■ Information shown:
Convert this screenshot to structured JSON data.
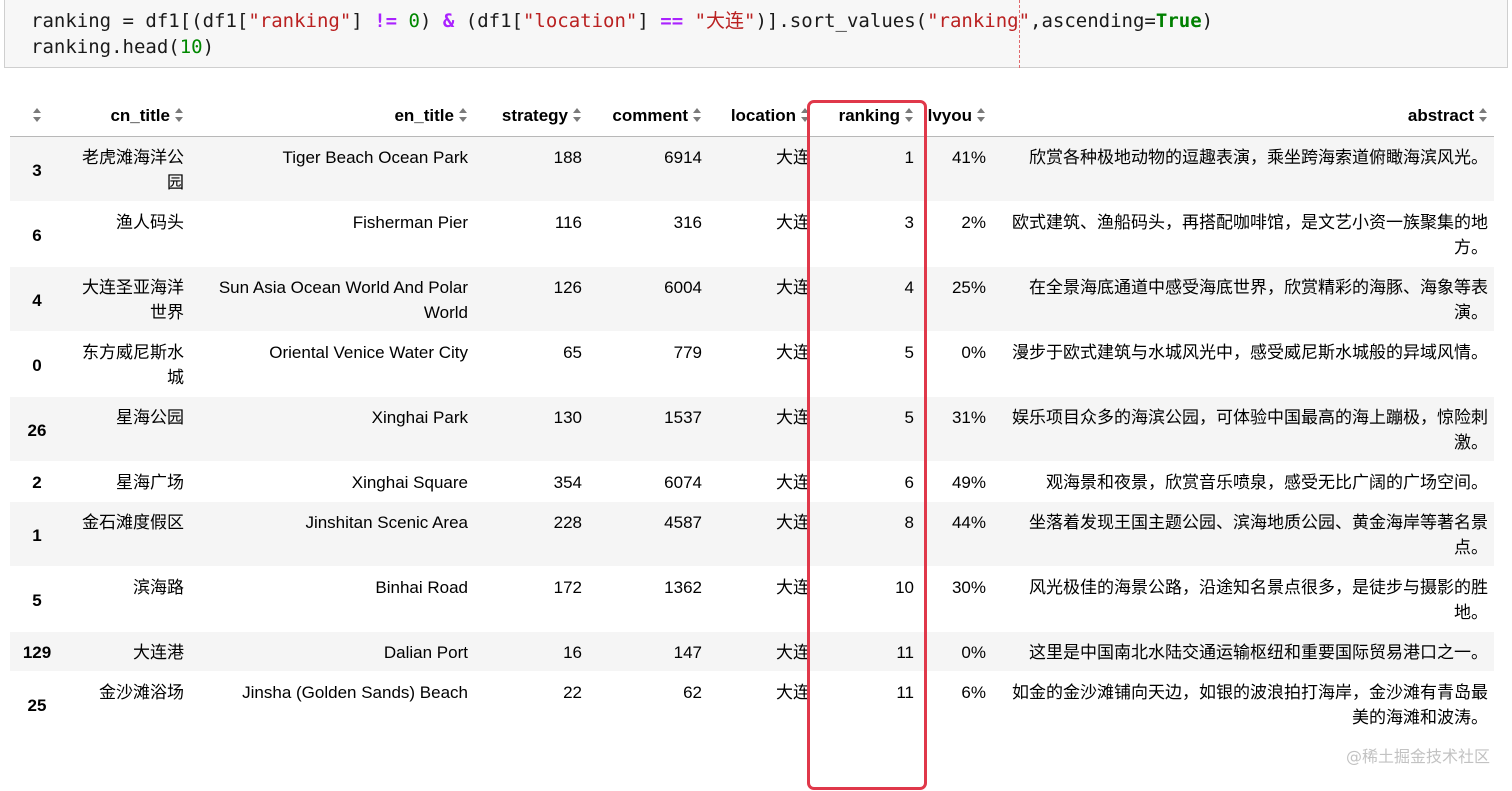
{
  "code": {
    "line1": [
      {
        "t": "ranking = df1[(df1[",
        "c": ""
      },
      {
        "t": "\"ranking\"",
        "c": "str"
      },
      {
        "t": "] ",
        "c": ""
      },
      {
        "t": "!=",
        "c": "op"
      },
      {
        "t": " ",
        "c": ""
      },
      {
        "t": "0",
        "c": "num"
      },
      {
        "t": ") ",
        "c": ""
      },
      {
        "t": "&",
        "c": "op"
      },
      {
        "t": " (df1[",
        "c": ""
      },
      {
        "t": "\"location\"",
        "c": "str"
      },
      {
        "t": "] ",
        "c": ""
      },
      {
        "t": "==",
        "c": "op"
      },
      {
        "t": " ",
        "c": ""
      },
      {
        "t": "\"大连\"",
        "c": "str"
      },
      {
        "t": ")].sort_values(",
        "c": ""
      },
      {
        "t": "\"ranking\"",
        "c": "str"
      },
      {
        "t": ",ascending=",
        "c": ""
      },
      {
        "t": "True",
        "c": "kw"
      },
      {
        "t": ")",
        "c": ""
      }
    ],
    "line2": [
      {
        "t": "ranking.head(",
        "c": ""
      },
      {
        "t": "10",
        "c": "num"
      },
      {
        "t": ")",
        "c": ""
      }
    ]
  },
  "table": {
    "columns": [
      "",
      "cn_title",
      "en_title",
      "strategy",
      "comment",
      "location",
      "ranking",
      "lvyou",
      "abstract"
    ],
    "rows": [
      {
        "idx": "3",
        "cn_title": "老虎滩海洋公园",
        "en_title": "Tiger Beach Ocean Park",
        "strategy": "188",
        "comment": "6914",
        "location": "大连",
        "ranking": "1",
        "lvyou": "41%",
        "abstract": "欣赏各种极地动物的逗趣表演，乘坐跨海索道俯瞰海滨风光。"
      },
      {
        "idx": "6",
        "cn_title": "渔人码头",
        "en_title": "Fisherman Pier",
        "strategy": "116",
        "comment": "316",
        "location": "大连",
        "ranking": "3",
        "lvyou": "2%",
        "abstract": "欧式建筑、渔船码头，再搭配咖啡馆，是文艺小资一族聚集的地方。"
      },
      {
        "idx": "4",
        "cn_title": "大连圣亚海洋世界",
        "en_title": "Sun Asia Ocean World And Polar World",
        "strategy": "126",
        "comment": "6004",
        "location": "大连",
        "ranking": "4",
        "lvyou": "25%",
        "abstract": "在全景海底通道中感受海底世界，欣赏精彩的海豚、海象等表演。"
      },
      {
        "idx": "0",
        "cn_title": "东方威尼斯水城",
        "en_title": "Oriental Venice Water City",
        "strategy": "65",
        "comment": "779",
        "location": "大连",
        "ranking": "5",
        "lvyou": "0%",
        "abstract": "漫步于欧式建筑与水城风光中，感受威尼斯水城般的异域风情。"
      },
      {
        "idx": "26",
        "cn_title": "星海公园",
        "en_title": "Xinghai Park",
        "strategy": "130",
        "comment": "1537",
        "location": "大连",
        "ranking": "5",
        "lvyou": "31%",
        "abstract": "娱乐项目众多的海滨公园，可体验中国最高的海上蹦极，惊险刺激。"
      },
      {
        "idx": "2",
        "cn_title": "星海广场",
        "en_title": "Xinghai Square",
        "strategy": "354",
        "comment": "6074",
        "location": "大连",
        "ranking": "6",
        "lvyou": "49%",
        "abstract": "观海景和夜景，欣赏音乐喷泉，感受无比广阔的广场空间。"
      },
      {
        "idx": "1",
        "cn_title": "金石滩度假区",
        "en_title": "Jinshitan Scenic Area",
        "strategy": "228",
        "comment": "4587",
        "location": "大连",
        "ranking": "8",
        "lvyou": "44%",
        "abstract": "坐落着发现王国主题公园、滨海地质公园、黄金海岸等著名景点。"
      },
      {
        "idx": "5",
        "cn_title": "滨海路",
        "en_title": "Binhai Road",
        "strategy": "172",
        "comment": "1362",
        "location": "大连",
        "ranking": "10",
        "lvyou": "30%",
        "abstract": "风光极佳的海景公路，沿途知名景点很多，是徒步与摄影的胜地。"
      },
      {
        "idx": "129",
        "cn_title": "大连港",
        "en_title": "Dalian Port",
        "strategy": "16",
        "comment": "147",
        "location": "大连",
        "ranking": "11",
        "lvyou": "0%",
        "abstract": "这里是中国南北水陆交通运输枢纽和重要国际贸易港口之一。"
      },
      {
        "idx": "25",
        "cn_title": "金沙滩浴场",
        "en_title": "Jinsha (Golden Sands) Beach",
        "strategy": "22",
        "comment": "62",
        "location": "大连",
        "ranking": "11",
        "lvyou": "6%",
        "abstract": "如金的金沙滩铺向天边，如银的波浪拍打海岸，金沙滩有青岛最美的海滩和波涛。"
      }
    ]
  },
  "colors": {
    "highlight_box": "#e0384a",
    "string": "#ba2121",
    "operator": "#aa22ff",
    "number": "#008800",
    "keyword": "#008000"
  },
  "watermark": "@稀土掘金技术社区"
}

■ Short exercise: Repeat the listing in full and exactly. Do not include any images.

■ Response:
Convert this screenshot to structured JSON data.
{
  "code": {
    "line1": [
      {
        "t": "ranking = df1[(df1[",
        "c": ""
      },
      {
        "t": "\"ranking\"",
        "c": "str"
      },
      {
        "t": "] ",
        "c": ""
      },
      {
        "t": "!=",
        "c": "op"
      },
      {
        "t": " ",
        "c": ""
      },
      {
        "t": "0",
        "c": "num"
      },
      {
        "t": ") ",
        "c": ""
      },
      {
        "t": "&",
        "c": "op"
      },
      {
        "t": " (df1[",
        "c": ""
      },
      {
        "t": "\"location\"",
        "c": "str"
      },
      {
        "t": "] ",
        "c": ""
      },
      {
        "t": "==",
        "c": "op"
      },
      {
        "t": " ",
        "c": ""
      },
      {
        "t": "\"大连\"",
        "c": "str"
      },
      {
        "t": ")].sort_values(",
        "c": ""
      },
      {
        "t": "\"ranking\"",
        "c": "str"
      },
      {
        "t": ",ascending=",
        "c": ""
      },
      {
        "t": "True",
        "c": "kw"
      },
      {
        "t": ")",
        "c": ""
      }
    ],
    "line2": [
      {
        "t": "ranking.head(",
        "c": ""
      },
      {
        "t": "10",
        "c": "num"
      },
      {
        "t": ")",
        "c": ""
      }
    ]
  },
  "table": {
    "columns": [
      "",
      "cn_title",
      "en_title",
      "strategy",
      "comment",
      "location",
      "ranking",
      "lvyou",
      "abstract"
    ],
    "rows": [
      {
        "idx": "3",
        "cn_title": "老虎滩海洋公园",
        "en_title": "Tiger Beach Ocean Park",
        "strategy": "188",
        "comment": "6914",
        "location": "大连",
        "ranking": "1",
        "lvyou": "41%",
        "abstract": "欣赏各种极地动物的逗趣表演，乘坐跨海索道俯瞰海滨风光。"
      },
      {
        "idx": "6",
        "cn_title": "渔人码头",
        "en_title": "Fisherman Pier",
        "strategy": "116",
        "comment": "316",
        "location": "大连",
        "ranking": "3",
        "lvyou": "2%",
        "abstract": "欧式建筑、渔船码头，再搭配咖啡馆，是文艺小资一族聚集的地方。"
      },
      {
        "idx": "4",
        "cn_title": "大连圣亚海洋世界",
        "en_title": "Sun Asia Ocean World And Polar World",
        "strategy": "126",
        "comment": "6004",
        "location": "大连",
        "ranking": "4",
        "lvyou": "25%",
        "abstract": "在全景海底通道中感受海底世界，欣赏精彩的海豚、海象等表演。"
      },
      {
        "idx": "0",
        "cn_title": "东方威尼斯水城",
        "en_title": "Oriental Venice Water City",
        "strategy": "65",
        "comment": "779",
        "location": "大连",
        "ranking": "5",
        "lvyou": "0%",
        "abstract": "漫步于欧式建筑与水城风光中，感受威尼斯水城般的异域风情。"
      },
      {
        "idx": "26",
        "cn_title": "星海公园",
        "en_title": "Xinghai Park",
        "strategy": "130",
        "comment": "1537",
        "location": "大连",
        "ranking": "5",
        "lvyou": "31%",
        "abstract": "娱乐项目众多的海滨公园，可体验中国最高的海上蹦极，惊险刺激。"
      },
      {
        "idx": "2",
        "cn_title": "星海广场",
        "en_title": "Xinghai Square",
        "strategy": "354",
        "comment": "6074",
        "location": "大连",
        "ranking": "6",
        "lvyou": "49%",
        "abstract": "观海景和夜景，欣赏音乐喷泉，感受无比广阔的广场空间。"
      },
      {
        "idx": "1",
        "cn_title": "金石滩度假区",
        "en_title": "Jinshitan Scenic Area",
        "strategy": "228",
        "comment": "4587",
        "location": "大连",
        "ranking": "8",
        "lvyou": "44%",
        "abstract": "坐落着发现王国主题公园、滨海地质公园、黄金海岸等著名景点。"
      },
      {
        "idx": "5",
        "cn_title": "滨海路",
        "en_title": "Binhai Road",
        "strategy": "172",
        "comment": "1362",
        "location": "大连",
        "ranking": "10",
        "lvyou": "30%",
        "abstract": "风光极佳的海景公路，沿途知名景点很多，是徒步与摄影的胜地。"
      },
      {
        "idx": "129",
        "cn_title": "大连港",
        "en_title": "Dalian Port",
        "strategy": "16",
        "comment": "147",
        "location": "大连",
        "ranking": "11",
        "lvyou": "0%",
        "abstract": "这里是中国南北水陆交通运输枢纽和重要国际贸易港口之一。"
      },
      {
        "idx": "25",
        "cn_title": "金沙滩浴场",
        "en_title": "Jinsha (Golden Sands) Beach",
        "strategy": "22",
        "comment": "62",
        "location": "大连",
        "ranking": "11",
        "lvyou": "6%",
        "abstract": "如金的金沙滩铺向天边，如银的波浪拍打海岸，金沙滩有青岛最美的海滩和波涛。"
      }
    ]
  },
  "colors": {
    "highlight_box": "#e0384a",
    "string": "#ba2121",
    "operator": "#aa22ff",
    "number": "#008800",
    "keyword": "#008000"
  },
  "watermark": "@稀土掘金技术社区"
}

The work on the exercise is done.